## [Task to carry out]
Pick out all lines with the word "mant" from the records that follow.

>> Begin Given entries

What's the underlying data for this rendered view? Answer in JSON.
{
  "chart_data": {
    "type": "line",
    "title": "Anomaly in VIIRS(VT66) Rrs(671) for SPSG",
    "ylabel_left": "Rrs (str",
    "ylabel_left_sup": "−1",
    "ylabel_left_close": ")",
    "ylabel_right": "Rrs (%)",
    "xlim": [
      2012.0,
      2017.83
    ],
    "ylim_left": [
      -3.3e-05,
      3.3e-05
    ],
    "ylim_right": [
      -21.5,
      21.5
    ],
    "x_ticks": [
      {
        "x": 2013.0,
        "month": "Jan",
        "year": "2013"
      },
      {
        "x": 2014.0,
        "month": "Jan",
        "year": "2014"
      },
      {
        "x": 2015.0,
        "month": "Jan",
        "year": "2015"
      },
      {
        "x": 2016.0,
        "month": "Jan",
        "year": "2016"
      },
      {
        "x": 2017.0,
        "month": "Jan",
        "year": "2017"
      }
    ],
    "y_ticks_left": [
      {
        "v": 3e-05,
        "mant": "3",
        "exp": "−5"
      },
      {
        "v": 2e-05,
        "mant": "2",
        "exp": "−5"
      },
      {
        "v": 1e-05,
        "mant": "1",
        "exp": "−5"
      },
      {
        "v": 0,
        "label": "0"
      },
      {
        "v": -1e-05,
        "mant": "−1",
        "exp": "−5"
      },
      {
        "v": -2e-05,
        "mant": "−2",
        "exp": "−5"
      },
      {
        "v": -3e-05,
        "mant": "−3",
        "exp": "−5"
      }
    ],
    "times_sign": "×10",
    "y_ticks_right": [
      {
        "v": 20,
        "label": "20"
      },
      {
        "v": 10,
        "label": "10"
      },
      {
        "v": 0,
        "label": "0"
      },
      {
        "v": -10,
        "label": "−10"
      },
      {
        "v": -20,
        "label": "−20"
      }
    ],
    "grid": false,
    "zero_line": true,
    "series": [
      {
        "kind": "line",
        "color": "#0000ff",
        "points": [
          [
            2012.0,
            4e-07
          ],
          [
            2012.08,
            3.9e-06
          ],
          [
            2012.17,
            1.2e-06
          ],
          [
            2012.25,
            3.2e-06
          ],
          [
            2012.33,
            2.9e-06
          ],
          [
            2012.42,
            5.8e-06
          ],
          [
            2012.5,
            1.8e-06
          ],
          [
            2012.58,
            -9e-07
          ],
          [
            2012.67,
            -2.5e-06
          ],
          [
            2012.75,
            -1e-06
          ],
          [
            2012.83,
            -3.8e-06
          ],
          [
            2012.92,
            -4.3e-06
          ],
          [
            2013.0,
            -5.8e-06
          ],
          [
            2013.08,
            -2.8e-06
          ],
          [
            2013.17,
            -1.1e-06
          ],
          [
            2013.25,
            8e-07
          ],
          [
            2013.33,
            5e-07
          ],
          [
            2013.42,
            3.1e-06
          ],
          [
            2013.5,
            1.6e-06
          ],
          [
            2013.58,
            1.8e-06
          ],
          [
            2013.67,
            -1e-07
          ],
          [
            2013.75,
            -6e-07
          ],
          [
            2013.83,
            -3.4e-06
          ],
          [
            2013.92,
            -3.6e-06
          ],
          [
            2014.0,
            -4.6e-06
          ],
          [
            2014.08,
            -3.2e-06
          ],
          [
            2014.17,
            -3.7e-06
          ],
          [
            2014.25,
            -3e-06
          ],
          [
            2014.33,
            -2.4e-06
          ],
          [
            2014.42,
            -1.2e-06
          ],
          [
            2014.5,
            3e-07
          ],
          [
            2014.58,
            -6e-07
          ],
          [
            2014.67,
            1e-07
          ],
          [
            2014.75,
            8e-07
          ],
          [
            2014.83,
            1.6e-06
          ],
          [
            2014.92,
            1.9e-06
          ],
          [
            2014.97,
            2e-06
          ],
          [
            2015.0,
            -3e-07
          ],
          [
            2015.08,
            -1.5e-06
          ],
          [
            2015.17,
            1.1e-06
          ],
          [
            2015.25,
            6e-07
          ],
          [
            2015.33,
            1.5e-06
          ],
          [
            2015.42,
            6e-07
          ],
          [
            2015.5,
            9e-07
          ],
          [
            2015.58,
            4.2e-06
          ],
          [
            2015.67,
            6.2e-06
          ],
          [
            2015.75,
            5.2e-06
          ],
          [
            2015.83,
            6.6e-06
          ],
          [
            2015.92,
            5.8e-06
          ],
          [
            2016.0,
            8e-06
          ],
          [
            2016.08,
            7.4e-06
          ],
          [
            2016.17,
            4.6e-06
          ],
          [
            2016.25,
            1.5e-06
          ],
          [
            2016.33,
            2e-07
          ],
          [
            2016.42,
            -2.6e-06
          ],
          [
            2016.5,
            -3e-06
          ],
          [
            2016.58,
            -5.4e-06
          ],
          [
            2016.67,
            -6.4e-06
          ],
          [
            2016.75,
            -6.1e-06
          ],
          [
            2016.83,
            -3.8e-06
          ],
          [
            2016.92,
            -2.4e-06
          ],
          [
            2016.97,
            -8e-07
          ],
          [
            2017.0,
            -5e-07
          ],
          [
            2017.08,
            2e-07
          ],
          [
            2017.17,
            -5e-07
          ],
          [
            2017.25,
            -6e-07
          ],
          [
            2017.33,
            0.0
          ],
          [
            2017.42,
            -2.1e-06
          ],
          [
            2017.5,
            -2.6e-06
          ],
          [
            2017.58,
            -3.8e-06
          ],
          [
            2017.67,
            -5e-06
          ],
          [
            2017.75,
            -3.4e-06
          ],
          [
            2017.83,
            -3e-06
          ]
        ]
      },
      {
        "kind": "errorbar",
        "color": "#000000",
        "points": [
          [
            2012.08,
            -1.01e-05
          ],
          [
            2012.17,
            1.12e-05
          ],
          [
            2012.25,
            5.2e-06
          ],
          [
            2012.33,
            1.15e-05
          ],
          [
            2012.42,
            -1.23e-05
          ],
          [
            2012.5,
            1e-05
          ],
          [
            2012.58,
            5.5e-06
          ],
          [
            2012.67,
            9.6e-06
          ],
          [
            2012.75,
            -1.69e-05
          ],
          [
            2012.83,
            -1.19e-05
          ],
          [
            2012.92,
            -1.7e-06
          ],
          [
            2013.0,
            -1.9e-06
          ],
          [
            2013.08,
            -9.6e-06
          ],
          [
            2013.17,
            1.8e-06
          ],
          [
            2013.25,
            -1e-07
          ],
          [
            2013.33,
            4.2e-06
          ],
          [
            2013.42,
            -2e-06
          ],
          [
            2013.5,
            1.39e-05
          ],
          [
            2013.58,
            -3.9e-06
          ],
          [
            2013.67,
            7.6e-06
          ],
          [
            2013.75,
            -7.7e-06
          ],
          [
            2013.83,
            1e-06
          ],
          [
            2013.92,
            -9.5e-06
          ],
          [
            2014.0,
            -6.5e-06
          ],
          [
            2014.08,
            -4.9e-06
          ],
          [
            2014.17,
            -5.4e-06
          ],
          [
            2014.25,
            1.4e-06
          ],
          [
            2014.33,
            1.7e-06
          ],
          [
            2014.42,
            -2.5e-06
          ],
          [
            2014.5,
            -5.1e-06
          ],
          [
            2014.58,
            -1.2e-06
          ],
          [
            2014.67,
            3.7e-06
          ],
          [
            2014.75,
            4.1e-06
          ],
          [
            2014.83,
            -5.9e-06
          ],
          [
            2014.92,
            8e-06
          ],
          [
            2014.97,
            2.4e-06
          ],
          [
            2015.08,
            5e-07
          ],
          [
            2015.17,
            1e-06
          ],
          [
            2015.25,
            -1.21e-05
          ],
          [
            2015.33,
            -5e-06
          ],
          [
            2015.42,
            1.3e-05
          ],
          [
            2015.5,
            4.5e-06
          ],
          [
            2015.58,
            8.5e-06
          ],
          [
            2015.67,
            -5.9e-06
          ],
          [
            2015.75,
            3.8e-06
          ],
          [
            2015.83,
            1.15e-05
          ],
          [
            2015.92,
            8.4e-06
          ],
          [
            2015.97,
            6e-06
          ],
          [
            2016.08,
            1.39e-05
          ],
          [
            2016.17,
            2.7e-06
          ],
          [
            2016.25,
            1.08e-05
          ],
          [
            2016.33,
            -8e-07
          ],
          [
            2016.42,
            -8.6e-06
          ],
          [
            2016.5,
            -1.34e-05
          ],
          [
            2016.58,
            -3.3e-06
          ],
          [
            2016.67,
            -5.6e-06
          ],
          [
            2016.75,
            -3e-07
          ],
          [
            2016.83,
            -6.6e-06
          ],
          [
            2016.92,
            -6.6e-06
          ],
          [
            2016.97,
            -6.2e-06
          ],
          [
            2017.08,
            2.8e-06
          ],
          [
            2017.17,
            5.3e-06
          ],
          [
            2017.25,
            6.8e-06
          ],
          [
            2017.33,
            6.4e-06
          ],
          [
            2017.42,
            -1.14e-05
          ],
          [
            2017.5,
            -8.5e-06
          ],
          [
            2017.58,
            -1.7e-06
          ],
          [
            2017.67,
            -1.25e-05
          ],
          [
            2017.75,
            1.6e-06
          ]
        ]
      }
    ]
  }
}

>> End Given entries

## [Exercise solution]
        "mant": "3",
        "mant": "2",
        "mant": "1",
        "mant": "−1",
        "mant": "−2",
        "mant": "−3",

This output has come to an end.